Lines of data:
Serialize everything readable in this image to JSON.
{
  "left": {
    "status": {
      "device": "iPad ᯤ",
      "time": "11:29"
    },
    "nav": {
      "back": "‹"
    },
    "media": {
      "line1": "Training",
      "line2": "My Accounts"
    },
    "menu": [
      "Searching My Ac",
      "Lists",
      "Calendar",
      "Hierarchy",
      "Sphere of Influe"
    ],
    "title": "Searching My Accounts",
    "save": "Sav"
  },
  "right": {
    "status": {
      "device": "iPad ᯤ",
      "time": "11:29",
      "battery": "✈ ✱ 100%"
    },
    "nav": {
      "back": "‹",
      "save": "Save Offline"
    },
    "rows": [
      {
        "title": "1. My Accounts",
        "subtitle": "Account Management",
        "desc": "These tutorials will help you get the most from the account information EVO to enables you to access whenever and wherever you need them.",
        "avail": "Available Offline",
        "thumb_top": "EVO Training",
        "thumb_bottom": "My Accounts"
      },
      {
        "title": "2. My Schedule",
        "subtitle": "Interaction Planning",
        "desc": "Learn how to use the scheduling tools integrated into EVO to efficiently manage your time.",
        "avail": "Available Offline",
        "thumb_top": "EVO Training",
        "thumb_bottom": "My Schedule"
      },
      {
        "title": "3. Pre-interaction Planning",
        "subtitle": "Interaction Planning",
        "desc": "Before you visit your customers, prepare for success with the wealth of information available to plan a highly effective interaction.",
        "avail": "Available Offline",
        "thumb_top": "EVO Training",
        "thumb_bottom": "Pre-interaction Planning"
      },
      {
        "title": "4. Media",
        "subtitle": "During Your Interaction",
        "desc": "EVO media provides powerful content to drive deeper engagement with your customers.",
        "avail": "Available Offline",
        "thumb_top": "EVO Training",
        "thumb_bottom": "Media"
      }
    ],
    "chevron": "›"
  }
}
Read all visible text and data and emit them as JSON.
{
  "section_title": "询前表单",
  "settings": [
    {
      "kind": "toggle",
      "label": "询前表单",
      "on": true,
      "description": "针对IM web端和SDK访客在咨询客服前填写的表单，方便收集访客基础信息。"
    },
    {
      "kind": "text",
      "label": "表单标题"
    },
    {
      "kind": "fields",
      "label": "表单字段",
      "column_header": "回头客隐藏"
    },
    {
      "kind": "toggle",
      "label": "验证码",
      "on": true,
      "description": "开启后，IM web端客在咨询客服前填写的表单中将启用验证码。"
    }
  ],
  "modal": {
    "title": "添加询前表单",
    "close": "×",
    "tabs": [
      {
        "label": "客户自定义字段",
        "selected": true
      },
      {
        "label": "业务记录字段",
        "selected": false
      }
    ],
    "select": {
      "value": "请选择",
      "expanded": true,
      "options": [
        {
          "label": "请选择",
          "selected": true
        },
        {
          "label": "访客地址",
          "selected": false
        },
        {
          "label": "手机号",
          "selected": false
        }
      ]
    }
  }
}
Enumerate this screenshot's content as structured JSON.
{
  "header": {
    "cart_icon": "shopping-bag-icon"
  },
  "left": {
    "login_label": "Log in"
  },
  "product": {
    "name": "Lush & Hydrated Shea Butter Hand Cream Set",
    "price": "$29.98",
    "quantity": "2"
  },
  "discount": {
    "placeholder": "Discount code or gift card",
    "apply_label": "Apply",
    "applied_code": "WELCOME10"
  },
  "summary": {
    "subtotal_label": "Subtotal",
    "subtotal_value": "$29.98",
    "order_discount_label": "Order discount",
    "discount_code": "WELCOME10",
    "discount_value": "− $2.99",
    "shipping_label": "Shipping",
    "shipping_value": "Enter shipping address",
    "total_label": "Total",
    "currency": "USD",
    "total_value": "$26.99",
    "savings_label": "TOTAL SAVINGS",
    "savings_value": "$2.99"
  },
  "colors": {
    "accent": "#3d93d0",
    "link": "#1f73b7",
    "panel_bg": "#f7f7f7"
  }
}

Given problem: Please extract exactly, and only, the lines from the line containing "Enumerate this screenshot's" through the last line of the records.

Finished answer:
Enumerate this screenshot's content as structured JSON.
{
  "header": {
    "cart_icon": "shopping-bag-icon"
  },
  "left": {
    "login_label": "Log in"
  },
  "product": {
    "name": "Lush & Hydrated Shea Butter Hand Cream Set",
    "price": "$29.98",
    "quantity": "2"
  },
  "discount": {
    "placeholder": "Discount code or gift card",
    "apply_label": "Apply",
    "applied_code": "WELCOME10"
  },
  "summary": {
    "subtotal_label": "Subtotal",
    "subtotal_value": "$29.98",
    "order_discount_label": "Order discount",
    "discount_code": "WELCOME10",
    "discount_value": "− $2.99",
    "shipping_label": "Shipping",
    "shipping_value": "Enter shipping address",
    "total_label": "Total",
    "currency": "USD",
    "total_value": "$26.99",
    "savings_label": "TOTAL SAVINGS",
    "savings_value": "$2.99"
  },
  "colors": {
    "accent": "#3d93d0",
    "link": "#1f73b7",
    "panel_bg": "#f7f7f7"
  }
}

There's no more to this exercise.